Pull every line containing "Group" out of the material below.

◆ **Entries with figure data**
** begin **
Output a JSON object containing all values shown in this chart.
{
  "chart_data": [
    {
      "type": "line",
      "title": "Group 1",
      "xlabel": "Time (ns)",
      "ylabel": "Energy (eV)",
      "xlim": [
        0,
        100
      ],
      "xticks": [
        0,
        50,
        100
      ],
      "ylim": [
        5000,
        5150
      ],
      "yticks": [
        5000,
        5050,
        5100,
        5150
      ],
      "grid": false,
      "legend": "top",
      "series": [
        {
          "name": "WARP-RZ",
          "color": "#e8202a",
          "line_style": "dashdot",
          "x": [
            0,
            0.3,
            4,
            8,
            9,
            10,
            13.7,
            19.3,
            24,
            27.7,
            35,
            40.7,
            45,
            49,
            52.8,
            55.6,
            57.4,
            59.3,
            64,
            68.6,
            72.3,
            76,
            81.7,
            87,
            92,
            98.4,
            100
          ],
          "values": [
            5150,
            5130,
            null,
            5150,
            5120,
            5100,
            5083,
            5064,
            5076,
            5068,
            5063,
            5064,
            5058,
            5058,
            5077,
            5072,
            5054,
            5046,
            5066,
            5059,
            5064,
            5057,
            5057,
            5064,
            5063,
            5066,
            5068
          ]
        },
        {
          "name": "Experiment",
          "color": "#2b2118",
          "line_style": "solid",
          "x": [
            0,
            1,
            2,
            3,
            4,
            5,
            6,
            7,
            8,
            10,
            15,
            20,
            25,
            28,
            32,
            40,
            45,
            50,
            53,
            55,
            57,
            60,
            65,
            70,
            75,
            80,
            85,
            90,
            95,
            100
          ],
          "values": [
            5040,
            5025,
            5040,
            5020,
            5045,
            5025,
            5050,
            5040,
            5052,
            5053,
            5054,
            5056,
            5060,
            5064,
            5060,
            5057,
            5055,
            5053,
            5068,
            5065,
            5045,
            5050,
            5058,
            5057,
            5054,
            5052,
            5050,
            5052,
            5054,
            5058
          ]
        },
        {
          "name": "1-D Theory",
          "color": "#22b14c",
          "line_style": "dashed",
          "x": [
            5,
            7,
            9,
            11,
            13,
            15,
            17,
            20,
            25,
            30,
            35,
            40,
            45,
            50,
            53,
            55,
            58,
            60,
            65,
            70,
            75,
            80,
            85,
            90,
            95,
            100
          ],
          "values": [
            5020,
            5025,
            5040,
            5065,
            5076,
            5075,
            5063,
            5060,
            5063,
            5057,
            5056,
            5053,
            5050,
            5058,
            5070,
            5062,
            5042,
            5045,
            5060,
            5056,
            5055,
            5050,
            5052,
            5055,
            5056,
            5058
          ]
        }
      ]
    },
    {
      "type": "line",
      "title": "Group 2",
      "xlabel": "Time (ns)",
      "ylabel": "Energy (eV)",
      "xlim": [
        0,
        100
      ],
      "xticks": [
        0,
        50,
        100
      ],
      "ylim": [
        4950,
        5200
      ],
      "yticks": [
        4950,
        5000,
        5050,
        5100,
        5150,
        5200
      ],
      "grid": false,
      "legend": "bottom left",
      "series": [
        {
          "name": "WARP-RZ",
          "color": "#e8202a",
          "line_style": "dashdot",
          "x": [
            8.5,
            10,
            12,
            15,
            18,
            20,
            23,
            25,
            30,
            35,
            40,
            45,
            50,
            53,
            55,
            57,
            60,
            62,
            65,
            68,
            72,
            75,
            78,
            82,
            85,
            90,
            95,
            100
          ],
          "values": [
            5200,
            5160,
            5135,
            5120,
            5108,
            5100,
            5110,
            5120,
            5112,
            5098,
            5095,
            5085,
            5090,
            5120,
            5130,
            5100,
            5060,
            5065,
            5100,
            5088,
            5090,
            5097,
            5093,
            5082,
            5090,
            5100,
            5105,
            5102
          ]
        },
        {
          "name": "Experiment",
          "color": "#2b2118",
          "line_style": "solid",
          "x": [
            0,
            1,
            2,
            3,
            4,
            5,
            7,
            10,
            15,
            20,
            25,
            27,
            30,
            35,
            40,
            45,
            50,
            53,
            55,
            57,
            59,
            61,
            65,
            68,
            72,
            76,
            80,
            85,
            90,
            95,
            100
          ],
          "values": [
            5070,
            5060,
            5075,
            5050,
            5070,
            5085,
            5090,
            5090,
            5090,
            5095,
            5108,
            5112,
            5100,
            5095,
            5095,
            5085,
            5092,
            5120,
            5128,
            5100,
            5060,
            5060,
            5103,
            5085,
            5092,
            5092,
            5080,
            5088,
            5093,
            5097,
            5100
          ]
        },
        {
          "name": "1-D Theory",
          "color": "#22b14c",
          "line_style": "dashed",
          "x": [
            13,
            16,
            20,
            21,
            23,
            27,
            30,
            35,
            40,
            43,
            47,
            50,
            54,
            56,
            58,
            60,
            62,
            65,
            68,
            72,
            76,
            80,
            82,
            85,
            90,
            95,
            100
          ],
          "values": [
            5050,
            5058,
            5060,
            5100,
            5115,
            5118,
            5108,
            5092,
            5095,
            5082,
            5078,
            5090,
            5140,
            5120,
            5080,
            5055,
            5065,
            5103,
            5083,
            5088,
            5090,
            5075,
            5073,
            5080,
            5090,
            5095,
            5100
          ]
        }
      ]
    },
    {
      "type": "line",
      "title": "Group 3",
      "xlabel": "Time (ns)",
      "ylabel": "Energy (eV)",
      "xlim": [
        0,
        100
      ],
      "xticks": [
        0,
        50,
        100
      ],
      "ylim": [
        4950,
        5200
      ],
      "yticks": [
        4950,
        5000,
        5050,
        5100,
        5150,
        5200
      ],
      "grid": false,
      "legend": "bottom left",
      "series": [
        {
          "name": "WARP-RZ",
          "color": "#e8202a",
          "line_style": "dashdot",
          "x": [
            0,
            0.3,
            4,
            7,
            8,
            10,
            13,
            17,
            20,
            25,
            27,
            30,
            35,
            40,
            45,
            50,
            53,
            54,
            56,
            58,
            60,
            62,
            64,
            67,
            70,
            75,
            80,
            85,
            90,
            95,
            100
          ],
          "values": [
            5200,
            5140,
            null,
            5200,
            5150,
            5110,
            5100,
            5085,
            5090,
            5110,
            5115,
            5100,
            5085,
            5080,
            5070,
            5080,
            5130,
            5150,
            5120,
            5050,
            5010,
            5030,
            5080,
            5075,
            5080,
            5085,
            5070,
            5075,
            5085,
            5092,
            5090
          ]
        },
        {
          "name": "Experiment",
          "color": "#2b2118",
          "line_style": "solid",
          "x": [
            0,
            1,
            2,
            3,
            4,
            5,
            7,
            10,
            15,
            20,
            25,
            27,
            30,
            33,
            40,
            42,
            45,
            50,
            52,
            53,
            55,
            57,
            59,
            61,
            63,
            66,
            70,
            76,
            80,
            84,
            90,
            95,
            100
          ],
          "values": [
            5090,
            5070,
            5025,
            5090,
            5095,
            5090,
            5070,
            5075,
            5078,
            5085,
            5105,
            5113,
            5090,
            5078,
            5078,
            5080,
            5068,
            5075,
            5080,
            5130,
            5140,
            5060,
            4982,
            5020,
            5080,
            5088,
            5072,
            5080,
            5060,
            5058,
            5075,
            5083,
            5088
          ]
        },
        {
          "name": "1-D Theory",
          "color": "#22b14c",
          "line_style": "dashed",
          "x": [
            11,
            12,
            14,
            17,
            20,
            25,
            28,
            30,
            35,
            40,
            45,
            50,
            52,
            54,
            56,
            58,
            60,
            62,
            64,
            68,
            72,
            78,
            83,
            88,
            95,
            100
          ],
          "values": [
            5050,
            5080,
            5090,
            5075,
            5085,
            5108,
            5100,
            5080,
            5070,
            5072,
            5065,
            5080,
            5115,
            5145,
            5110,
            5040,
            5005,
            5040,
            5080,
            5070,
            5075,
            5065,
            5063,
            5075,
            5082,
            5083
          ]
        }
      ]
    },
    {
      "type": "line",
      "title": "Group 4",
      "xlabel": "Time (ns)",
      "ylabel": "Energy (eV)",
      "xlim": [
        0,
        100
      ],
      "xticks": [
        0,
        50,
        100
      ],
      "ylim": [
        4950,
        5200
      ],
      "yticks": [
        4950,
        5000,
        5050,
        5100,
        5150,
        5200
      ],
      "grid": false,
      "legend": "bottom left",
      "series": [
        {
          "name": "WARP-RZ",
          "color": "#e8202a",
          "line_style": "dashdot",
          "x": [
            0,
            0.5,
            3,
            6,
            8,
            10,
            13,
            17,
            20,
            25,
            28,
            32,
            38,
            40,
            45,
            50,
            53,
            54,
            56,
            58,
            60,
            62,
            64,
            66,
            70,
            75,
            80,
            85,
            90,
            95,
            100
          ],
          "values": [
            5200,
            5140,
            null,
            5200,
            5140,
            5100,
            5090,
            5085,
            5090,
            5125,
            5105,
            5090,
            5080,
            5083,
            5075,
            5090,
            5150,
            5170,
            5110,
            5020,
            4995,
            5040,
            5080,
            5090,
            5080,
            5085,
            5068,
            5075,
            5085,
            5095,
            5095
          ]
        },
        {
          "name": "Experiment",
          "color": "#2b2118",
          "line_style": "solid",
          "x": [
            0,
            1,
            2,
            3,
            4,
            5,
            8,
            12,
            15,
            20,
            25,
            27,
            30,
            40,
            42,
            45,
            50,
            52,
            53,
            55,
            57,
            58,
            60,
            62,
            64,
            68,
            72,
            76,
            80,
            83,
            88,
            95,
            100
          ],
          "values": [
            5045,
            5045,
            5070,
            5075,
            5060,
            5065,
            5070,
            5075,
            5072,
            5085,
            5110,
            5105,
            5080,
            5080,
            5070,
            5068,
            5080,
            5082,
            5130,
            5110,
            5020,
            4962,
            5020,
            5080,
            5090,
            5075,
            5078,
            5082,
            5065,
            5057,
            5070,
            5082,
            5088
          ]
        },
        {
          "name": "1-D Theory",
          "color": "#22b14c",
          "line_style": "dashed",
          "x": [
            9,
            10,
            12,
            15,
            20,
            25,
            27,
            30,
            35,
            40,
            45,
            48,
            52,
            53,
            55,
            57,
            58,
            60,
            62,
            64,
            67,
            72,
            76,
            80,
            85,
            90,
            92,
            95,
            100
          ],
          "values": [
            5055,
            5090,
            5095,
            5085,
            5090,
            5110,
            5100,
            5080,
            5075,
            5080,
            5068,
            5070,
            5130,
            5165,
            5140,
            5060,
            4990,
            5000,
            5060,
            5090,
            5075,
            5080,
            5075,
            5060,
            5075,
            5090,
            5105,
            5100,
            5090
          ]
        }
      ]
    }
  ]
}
** end **
◆ **Answer to this problem**
      "title": "Group 1",
      "title": "Group 2",
      "title": "Group 3",
      "title": "Group 4",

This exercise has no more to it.